Data excerpts
** begin **

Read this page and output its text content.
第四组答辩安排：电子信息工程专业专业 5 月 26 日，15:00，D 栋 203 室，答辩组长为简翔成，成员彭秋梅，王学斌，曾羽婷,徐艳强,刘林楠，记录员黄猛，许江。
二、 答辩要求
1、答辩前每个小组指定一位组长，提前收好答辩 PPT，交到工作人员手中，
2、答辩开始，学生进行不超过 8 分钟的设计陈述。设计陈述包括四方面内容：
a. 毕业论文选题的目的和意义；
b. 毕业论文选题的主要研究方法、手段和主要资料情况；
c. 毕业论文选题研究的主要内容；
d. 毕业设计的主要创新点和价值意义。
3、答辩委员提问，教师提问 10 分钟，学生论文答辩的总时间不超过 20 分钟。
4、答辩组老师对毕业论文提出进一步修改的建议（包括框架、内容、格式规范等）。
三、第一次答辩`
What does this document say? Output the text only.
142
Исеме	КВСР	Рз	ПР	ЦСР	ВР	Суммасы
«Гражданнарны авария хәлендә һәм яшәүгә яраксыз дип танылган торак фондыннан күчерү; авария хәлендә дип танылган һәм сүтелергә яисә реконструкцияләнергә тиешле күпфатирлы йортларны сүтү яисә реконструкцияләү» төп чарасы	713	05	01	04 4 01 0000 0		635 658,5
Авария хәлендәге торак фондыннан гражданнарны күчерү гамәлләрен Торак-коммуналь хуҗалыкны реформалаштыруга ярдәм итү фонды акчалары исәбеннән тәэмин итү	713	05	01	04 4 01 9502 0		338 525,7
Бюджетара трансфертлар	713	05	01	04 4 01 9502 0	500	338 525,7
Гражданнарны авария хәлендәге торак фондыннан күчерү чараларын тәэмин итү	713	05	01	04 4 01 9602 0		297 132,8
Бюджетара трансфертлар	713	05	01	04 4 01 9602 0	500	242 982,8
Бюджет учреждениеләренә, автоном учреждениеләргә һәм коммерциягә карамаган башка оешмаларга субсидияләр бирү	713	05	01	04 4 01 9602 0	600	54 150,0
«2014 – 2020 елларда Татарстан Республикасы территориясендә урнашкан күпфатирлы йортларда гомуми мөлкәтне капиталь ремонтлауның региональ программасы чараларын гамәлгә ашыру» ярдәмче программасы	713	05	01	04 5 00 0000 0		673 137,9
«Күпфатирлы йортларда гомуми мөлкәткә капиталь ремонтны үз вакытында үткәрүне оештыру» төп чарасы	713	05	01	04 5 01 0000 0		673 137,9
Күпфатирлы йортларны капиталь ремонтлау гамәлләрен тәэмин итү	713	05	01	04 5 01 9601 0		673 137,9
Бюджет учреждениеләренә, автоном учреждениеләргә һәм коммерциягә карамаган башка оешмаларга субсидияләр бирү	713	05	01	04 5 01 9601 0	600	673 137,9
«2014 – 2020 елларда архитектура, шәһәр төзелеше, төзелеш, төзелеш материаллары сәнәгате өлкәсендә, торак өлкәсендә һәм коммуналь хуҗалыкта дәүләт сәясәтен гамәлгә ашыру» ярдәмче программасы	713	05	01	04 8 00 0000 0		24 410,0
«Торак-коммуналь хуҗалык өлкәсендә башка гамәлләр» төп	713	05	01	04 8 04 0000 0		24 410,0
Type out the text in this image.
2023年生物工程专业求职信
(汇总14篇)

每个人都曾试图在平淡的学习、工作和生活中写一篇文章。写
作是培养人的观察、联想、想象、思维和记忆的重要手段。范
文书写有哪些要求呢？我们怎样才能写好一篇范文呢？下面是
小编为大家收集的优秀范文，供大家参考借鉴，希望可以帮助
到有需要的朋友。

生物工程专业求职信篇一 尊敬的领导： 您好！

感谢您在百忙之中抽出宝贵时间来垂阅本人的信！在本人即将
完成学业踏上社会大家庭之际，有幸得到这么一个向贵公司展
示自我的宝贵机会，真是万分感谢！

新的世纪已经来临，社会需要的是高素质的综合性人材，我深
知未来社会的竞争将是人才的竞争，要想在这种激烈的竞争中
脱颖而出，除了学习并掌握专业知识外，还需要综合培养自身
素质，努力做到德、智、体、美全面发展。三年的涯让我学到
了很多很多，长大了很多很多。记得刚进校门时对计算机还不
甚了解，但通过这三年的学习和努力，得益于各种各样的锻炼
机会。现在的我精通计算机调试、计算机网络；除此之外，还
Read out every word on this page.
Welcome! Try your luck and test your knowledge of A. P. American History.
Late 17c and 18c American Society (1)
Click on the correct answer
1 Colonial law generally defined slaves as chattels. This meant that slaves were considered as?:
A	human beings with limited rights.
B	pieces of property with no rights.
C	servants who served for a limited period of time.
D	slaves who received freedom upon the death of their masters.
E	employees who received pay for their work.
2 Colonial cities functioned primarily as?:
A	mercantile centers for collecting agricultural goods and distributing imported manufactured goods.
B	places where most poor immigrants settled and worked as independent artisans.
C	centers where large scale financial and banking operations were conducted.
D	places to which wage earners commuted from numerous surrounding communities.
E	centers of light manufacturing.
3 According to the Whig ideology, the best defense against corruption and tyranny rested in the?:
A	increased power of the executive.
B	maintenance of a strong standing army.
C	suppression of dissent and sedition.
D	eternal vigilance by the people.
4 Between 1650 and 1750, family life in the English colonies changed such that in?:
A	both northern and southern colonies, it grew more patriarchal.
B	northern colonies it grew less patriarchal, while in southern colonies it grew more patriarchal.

** end **

Copy all the records above precisely.

- [Solution to the problem]
Read this page and output its text content.
第四组答辩安排：电子信息工程专业专业 5 月 26 日，15:00，D 栋 203 室，答辩组长为简翔成，成员彭秋梅，王学斌，曾羽婷,徐艳强,刘林楠，记录员黄猛，许江。
二、 答辩要求
1、答辩前每个小组指定一位组长，提前收好答辩 PPT，交到工作人员手中，
2、答辩开始，学生进行不超过 8 分钟的设计陈述。设计陈述包括四方面内容：
a. 毕业论文选题的目的和意义；
b. 毕业论文选题的主要研究方法、手段和主要资料情况；
c. 毕业论文选题研究的主要内容；
d. 毕业设计的主要创新点和价值意义。
3、答辩委员提问，教师提问 10 分钟，学生论文答辩的总时间不超过 20 分钟。
4、答辩组老师对毕业论文提出进一步修改的建议（包括框架、内容、格式规范等）。
三、第一次答辩`
What does this document say? Output the text only.
142
Исеме	КВСР	Рз	ПР	ЦСР	ВР	Суммасы
«Гражданнарны авария хәлендә һәм яшәүгә яраксыз дип танылган торак фондыннан күчерү; авария хәлендә дип танылган һәм сүтелергә яисә реконструкцияләнергә тиешле күпфатирлы йортларны сүтү яисә реконструкцияләү» төп чарасы	713	05	01	04 4 01 0000 0		635 658,5
Авария хәлендәге торак фондыннан гражданнарны күчерү гамәлләрен Торак-коммуналь хуҗалыкны реформалаштыруга ярдәм итү фонды акчалары исәбеннән тәэмин итү	713	05	01	04 4 01 9502 0		338 525,7
Бюджетара трансфертлар	713	05	01	04 4 01 9502 0	500	338 525,7
Гражданнарны авария хәлендәге торак фондыннан күчерү чараларын тәэмин итү	713	05	01	04 4 01 9602 0		297 132,8
Бюджетара трансфертлар	713	05	01	04 4 01 9602 0	500	242 982,8
Бюджет учреждениеләренә, автоном учреждениеләргә һәм коммерциягә карамаган башка оешмаларга субсидияләр бирү	713	05	01	04 4 01 9602 0	600	54 150,0
«2014 – 2020 елларда Татарстан Республикасы территориясендә урнашкан күпфатирлы йортларда гомуми мөлкәтне капиталь ремонтлауның региональ программасы чараларын гамәлгә ашыру» ярдәмче программасы	713	05	01	04 5 00 0000 0		673 137,9
«Күпфатирлы йортларда гомуми мөлкәткә капиталь ремонтны үз вакытында үткәрүне оештыру» төп чарасы	713	05	01	04 5 01 0000 0		673 137,9
Күпфатирлы йортларны капиталь ремонтлау гамәлләрен тәэмин итү	713	05	01	04 5 01 9601 0		673 137,9
Бюджет учреждениеләренә, автоном учреждениеләргә һәм коммерциягә карамаган башка оешмаларга субсидияләр бирү	713	05	01	04 5 01 9601 0	600	673 137,9
«2014 – 2020 елларда архитектура, шәһәр төзелеше, төзелеш, төзелеш материаллары сәнәгате өлкәсендә, торак өлкәсендә һәм коммуналь хуҗалыкта дәүләт сәясәтен гамәлгә ашыру» ярдәмче программасы	713	05	01	04 8 00 0000 0		24 410,0
«Торак-коммуналь хуҗалык өлкәсендә башка гамәлләр» төп	713	05	01	04 8 04 0000 0		24 410,0
Type out the text in this image.
2023年生物工程专业求职信
(汇总14篇)

每个人都曾试图在平淡的学习、工作和生活中写一篇文章。写
作是培养人的观察、联想、想象、思维和记忆的重要手段。范
文书写有哪些要求呢？我们怎样才能写好一篇范文呢？下面是
小编为大家收集的优秀范文，供大家参考借鉴，希望可以帮助
到有需要的朋友。

生物工程专业求职信篇一 尊敬的领导： 您好！

感谢您在百忙之中抽出宝贵时间来垂阅本人的信！在本人即将
完成学业踏上社会大家庭之际，有幸得到这么一个向贵公司展
示自我的宝贵机会，真是万分感谢！

新的世纪已经来临，社会需要的是高素质的综合性人材，我深
知未来社会的竞争将是人才的竞争，要想在这种激烈的竞争中
脱颖而出，除了学习并掌握专业知识外，还需要综合培养自身
素质，努力做到德、智、体、美全面发展。三年的涯让我学到
了很多很多，长大了很多很多。记得刚进校门时对计算机还不
甚了解，但通过这三年的学习和努力，得益于各种各样的锻炼
机会。现在的我精通计算机调试、计算机网络；除此之外，还
Read out every word on this page.
Welcome! Try your luck and test your knowledge of A. P. American History.
Late 17c and 18c American Society (1)
Click on the correct answer
1 Colonial law generally defined slaves as chattels. This meant that slaves were considered as?:
A	human beings with limited rights.
B	pieces of property with no rights.
C	servants who served for a limited period of time.
D	slaves who received freedom upon the death of their masters.
E	employees who received pay for their work.
2 Colonial cities functioned primarily as?:
A	mercantile centers for collecting agricultural goods and distributing imported manufactured goods.
B	places where most poor immigrants settled and worked as independent artisans.
C	centers where large scale financial and banking operations were conducted.
D	places to which wage earners commuted from numerous surrounding communities.
E	centers of light manufacturing.
3 According to the Whig ideology, the best defense against corruption and tyranny rested in the?:
A	increased power of the executive.
B	maintenance of a strong standing army.
C	suppression of dissent and sedition.
D	eternal vigilance by the people.
4 Between 1650 and 1750, family life in the English colonies changed such that in?:
A	both northern and southern colonies, it grew more patriarchal.
B	northern colonies it grew less patriarchal, while in southern colonies it grew more patriarchal.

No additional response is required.